_EXERCICES_
1) D'après le texte sur l'attente, pourquoi revit-on l'Avent chaque année ? Répondez en une à trois phrases.
2) Selon le texte sur l'attente, que devient le passé sans avenir ?

_EXTRAIT DE LA PAGE_
########################################

À l’écoute de la vie/27 - L’attente est la condition ordinaire de la vie bonne
Par Luigino Bruni
Paru dans Avvenire le 24/12/2016
« Si nous consentons, Dieu met en nous une petite graine et s’en va. À partir de ce moment, Dieu n’a plus rien à faire ni nous non plus, sinon attendre. Nous devons seulement ne pas regretter le consentement que nous avons accordé, le oui nuptial. Ce n’est pas aussi facile qu’il semble, car la croissance de la graine en nous est douloureuse. »
Simone Weil, Attente de Dieu
L’attente est la condition ordinaire pour une vie bonne. Chaque année, nous revivons l’Avent car, même si cet enfant est déjà venu, nous savons bien qu’il doit revenir. Le peuple d’Israël croyait et savait qu’Abraham avait rencontré le Seigneur, que celui-ci était apparu aux patriarches, à Agar. Moïse s’entretenait avec lui face à face, et tous les prophètes avaient connu sa voix et vu le ciel et les anges. Pourtant, ils continuaient d’attendre l’Emmanuel, ce Dieu-avec-nous, qui était déjà venu et était appelé à revenir.
Le souvenir et l’attente sont liés, l’un donnant un sens à l’autre et la renforçant : l’avenir maintient le passé en vie et le passé nous enseigne que l’attente n’est pas forcément vaine. Car, s’il n’était pas déjà venu, il ne pourrait revenir. Et, s’il ne revenait pas un jour dans notre nuit, le souvenir de l’attente ne nous suffirait pas pour vivre, la promesse s’éteindrait. Le passé sans avenir se transforme en nostalgie mélancolique tandis que l’avenir sans passé ne peut écrire une histoire de salut. La terre qui a vu cet enfant dans la grotte est la même terre qui, peu après, ne l’a plus vu, cette terre sur laquelle nous poursuivons aujourd’hui encore notre chemin, dans l’attente de sa venue. Sans la promesse d’une nouvelle aurore, cette nuit sainte devient trop lointaine et opaque. La lumière doit revenir parce que la nuit n’est pas encore finie.

########################################

_EXTRAIT DES DONNÉES_
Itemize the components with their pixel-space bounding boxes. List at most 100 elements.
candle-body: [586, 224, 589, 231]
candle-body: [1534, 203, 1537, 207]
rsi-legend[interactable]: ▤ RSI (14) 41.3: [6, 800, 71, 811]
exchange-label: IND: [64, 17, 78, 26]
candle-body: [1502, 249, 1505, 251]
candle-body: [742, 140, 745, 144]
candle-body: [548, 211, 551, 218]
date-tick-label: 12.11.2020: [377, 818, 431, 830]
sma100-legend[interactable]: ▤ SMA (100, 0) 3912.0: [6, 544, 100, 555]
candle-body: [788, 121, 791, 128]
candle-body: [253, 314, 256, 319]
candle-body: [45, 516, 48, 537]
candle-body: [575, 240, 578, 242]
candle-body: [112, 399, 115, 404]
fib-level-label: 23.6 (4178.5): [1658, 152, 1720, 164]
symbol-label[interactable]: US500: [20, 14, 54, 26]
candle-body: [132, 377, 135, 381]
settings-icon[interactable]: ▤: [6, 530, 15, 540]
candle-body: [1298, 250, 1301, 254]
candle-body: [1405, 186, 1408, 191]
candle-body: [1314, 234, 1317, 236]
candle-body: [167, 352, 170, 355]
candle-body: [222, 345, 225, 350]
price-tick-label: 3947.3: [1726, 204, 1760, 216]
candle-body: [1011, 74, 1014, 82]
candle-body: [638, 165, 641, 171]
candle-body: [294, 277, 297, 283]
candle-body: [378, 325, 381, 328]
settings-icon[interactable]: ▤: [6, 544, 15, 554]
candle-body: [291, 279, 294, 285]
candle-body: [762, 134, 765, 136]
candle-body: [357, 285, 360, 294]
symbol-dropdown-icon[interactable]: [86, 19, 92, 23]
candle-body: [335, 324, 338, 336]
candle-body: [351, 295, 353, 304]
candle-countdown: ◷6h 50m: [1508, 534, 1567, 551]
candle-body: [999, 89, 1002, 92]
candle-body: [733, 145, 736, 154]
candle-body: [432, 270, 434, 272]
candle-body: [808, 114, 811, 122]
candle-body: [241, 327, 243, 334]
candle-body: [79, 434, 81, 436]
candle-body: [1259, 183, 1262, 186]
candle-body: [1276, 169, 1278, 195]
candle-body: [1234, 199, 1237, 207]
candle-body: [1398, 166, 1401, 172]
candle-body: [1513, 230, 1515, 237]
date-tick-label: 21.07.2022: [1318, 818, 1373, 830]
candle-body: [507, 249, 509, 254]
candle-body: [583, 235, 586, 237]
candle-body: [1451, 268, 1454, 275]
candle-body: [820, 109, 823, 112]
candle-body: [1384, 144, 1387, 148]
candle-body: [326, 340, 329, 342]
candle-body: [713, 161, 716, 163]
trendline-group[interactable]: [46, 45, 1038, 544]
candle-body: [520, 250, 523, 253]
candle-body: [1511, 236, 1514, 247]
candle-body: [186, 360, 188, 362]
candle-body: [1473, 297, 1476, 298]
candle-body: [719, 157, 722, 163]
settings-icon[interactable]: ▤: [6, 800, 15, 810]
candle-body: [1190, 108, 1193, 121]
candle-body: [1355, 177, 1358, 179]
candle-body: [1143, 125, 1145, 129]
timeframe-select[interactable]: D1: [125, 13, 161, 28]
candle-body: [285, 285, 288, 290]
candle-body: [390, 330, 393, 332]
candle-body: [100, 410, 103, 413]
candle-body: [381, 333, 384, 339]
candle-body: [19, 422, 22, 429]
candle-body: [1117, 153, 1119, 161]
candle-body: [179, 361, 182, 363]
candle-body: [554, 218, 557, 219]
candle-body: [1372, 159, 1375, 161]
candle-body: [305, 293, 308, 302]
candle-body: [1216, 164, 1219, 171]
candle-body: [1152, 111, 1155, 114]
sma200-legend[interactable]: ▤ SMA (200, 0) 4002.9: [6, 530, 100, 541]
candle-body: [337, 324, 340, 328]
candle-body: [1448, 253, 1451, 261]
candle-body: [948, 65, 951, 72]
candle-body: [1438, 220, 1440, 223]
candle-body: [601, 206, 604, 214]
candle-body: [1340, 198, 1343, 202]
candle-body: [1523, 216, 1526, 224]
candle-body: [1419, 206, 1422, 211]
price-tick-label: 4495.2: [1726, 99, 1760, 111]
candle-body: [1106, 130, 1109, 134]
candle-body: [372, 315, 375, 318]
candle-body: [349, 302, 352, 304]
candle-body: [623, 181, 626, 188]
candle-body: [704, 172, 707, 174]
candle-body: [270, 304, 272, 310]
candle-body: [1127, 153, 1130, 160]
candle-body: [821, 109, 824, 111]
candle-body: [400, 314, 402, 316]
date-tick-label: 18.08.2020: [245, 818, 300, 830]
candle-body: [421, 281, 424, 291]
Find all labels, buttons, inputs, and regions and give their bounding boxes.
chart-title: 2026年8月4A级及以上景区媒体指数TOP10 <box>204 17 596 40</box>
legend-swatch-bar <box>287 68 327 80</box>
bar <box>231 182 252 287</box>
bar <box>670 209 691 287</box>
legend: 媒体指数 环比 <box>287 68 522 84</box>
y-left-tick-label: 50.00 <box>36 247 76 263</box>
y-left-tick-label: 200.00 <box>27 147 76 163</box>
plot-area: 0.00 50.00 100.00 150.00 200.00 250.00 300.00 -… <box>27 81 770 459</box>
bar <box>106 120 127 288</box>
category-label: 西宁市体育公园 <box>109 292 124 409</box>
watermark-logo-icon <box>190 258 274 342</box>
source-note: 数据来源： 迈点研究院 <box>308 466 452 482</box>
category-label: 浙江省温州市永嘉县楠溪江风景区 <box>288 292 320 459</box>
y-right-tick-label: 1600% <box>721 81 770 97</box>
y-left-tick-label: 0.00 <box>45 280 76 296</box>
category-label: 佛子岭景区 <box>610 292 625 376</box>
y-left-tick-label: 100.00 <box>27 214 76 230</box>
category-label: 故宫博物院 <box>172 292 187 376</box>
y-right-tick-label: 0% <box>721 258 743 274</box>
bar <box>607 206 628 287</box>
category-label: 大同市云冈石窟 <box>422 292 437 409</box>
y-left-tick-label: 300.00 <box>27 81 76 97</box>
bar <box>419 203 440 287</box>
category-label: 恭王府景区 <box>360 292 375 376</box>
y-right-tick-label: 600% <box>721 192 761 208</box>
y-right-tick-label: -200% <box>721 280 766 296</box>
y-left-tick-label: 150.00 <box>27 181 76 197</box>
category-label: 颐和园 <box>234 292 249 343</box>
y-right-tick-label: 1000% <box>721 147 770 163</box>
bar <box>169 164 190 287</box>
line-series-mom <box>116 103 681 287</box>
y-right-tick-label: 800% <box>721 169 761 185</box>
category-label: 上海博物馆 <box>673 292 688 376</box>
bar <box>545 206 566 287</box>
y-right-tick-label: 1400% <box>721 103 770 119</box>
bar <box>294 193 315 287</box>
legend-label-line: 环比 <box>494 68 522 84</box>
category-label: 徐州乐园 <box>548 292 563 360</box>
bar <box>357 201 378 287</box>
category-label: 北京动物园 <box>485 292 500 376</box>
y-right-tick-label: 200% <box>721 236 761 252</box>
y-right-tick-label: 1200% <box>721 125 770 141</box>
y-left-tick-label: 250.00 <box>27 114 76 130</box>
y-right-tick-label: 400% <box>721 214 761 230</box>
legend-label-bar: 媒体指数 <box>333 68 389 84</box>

########################################

_RÉPONSES_
1) On revit l'Avent chaque année parce que, même si cet enfant est déjà venu, on sait bien qu'il doit revenir.

2) Il se transforme en nostalgie mélancolique.